- [DO THIS]
Can you retype the records word for word, starting with the first line and going on through the line with "- text-column: 上履き靴の踵をだらしなく踏みつけて履いた白いル: [701, 962, 726, 1307]", including both of those lines?

□ □ □ □

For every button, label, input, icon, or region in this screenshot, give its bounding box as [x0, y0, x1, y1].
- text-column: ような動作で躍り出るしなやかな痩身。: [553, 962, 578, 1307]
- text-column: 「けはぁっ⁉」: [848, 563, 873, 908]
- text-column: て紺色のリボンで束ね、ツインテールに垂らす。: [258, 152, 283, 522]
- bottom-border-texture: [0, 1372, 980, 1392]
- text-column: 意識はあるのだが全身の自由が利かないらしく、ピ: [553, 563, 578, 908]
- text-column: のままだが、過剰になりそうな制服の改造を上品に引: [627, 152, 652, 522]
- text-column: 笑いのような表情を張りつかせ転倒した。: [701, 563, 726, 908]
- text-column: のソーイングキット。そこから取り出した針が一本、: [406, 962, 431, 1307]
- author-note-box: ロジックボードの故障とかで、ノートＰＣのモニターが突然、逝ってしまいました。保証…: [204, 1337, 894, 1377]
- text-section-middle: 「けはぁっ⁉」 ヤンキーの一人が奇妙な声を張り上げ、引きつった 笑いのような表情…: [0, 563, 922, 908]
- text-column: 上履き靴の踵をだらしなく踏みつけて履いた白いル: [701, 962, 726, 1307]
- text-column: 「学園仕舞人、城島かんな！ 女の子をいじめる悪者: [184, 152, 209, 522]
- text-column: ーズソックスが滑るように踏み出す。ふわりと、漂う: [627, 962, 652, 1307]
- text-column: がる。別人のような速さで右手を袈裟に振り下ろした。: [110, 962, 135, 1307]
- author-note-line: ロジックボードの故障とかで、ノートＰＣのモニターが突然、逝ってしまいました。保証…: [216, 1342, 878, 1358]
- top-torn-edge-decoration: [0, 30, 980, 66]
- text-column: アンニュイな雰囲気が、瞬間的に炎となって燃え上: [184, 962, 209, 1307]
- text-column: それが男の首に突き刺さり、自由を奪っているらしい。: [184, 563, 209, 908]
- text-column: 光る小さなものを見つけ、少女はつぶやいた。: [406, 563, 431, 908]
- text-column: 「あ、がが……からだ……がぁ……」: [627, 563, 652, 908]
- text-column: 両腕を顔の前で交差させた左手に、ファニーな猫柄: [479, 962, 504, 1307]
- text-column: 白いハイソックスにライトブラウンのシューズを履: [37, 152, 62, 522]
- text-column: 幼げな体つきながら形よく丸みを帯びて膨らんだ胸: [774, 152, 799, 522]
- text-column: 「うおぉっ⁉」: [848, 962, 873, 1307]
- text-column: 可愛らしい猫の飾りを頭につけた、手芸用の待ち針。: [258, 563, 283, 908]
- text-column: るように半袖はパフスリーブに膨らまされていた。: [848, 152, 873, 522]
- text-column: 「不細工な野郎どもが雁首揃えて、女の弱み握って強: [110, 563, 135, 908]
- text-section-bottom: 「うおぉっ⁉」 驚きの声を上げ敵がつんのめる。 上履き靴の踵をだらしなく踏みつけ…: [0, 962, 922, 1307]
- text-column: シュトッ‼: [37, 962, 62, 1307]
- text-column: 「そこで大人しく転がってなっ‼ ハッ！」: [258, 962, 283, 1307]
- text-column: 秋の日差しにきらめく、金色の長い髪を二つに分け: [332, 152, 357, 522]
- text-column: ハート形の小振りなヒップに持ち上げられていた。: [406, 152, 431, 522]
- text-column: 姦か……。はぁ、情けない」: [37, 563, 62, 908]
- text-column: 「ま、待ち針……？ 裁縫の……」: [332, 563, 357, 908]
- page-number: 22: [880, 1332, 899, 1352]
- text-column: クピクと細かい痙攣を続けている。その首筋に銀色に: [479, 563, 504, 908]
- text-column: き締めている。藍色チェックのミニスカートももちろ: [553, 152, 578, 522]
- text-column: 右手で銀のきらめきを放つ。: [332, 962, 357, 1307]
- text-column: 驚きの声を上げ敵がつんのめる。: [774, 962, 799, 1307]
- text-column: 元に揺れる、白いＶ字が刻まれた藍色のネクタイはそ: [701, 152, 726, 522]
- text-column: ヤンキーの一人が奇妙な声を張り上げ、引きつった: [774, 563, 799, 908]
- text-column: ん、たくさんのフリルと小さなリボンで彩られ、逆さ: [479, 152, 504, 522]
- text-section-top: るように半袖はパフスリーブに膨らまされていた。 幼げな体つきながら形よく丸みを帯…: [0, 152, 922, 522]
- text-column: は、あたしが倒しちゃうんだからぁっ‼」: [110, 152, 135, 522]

□ □ □ □

- [ANSWER BELOW]
For every button, label, input, icon, or region in this screenshot, give its bounding box as [x0, y0, x1, y1].
- text-column: ような動作で躍り出るしなやかな痩身。: [553, 962, 578, 1307]
- text-column: 「けはぁっ⁉」: [848, 563, 873, 908]
- text-column: て紺色のリボンで束ね、ツインテールに垂らす。: [258, 152, 283, 522]
- bottom-border-texture: [0, 1372, 980, 1392]
- text-column: 意識はあるのだが全身の自由が利かないらしく、ピ: [553, 563, 578, 908]
- text-column: のままだが、過剰になりそうな制服の改造を上品に引: [627, 152, 652, 522]
- text-column: 笑いのような表情を張りつかせ転倒した。: [701, 563, 726, 908]
- text-column: のソーイングキット。そこから取り出した針が一本、: [406, 962, 431, 1307]
- author-note-box: ロジックボードの故障とかで、ノートＰＣのモニターが突然、逝ってしまいました。保証…: [204, 1337, 894, 1377]
- text-section-middle: 「けはぁっ⁉」 ヤンキーの一人が奇妙な声を張り上げ、引きつった 笑いのような表情…: [0, 563, 922, 908]
- text-column: 上履き靴の踵をだらしなく踏みつけて履いた白いル: [701, 962, 726, 1307]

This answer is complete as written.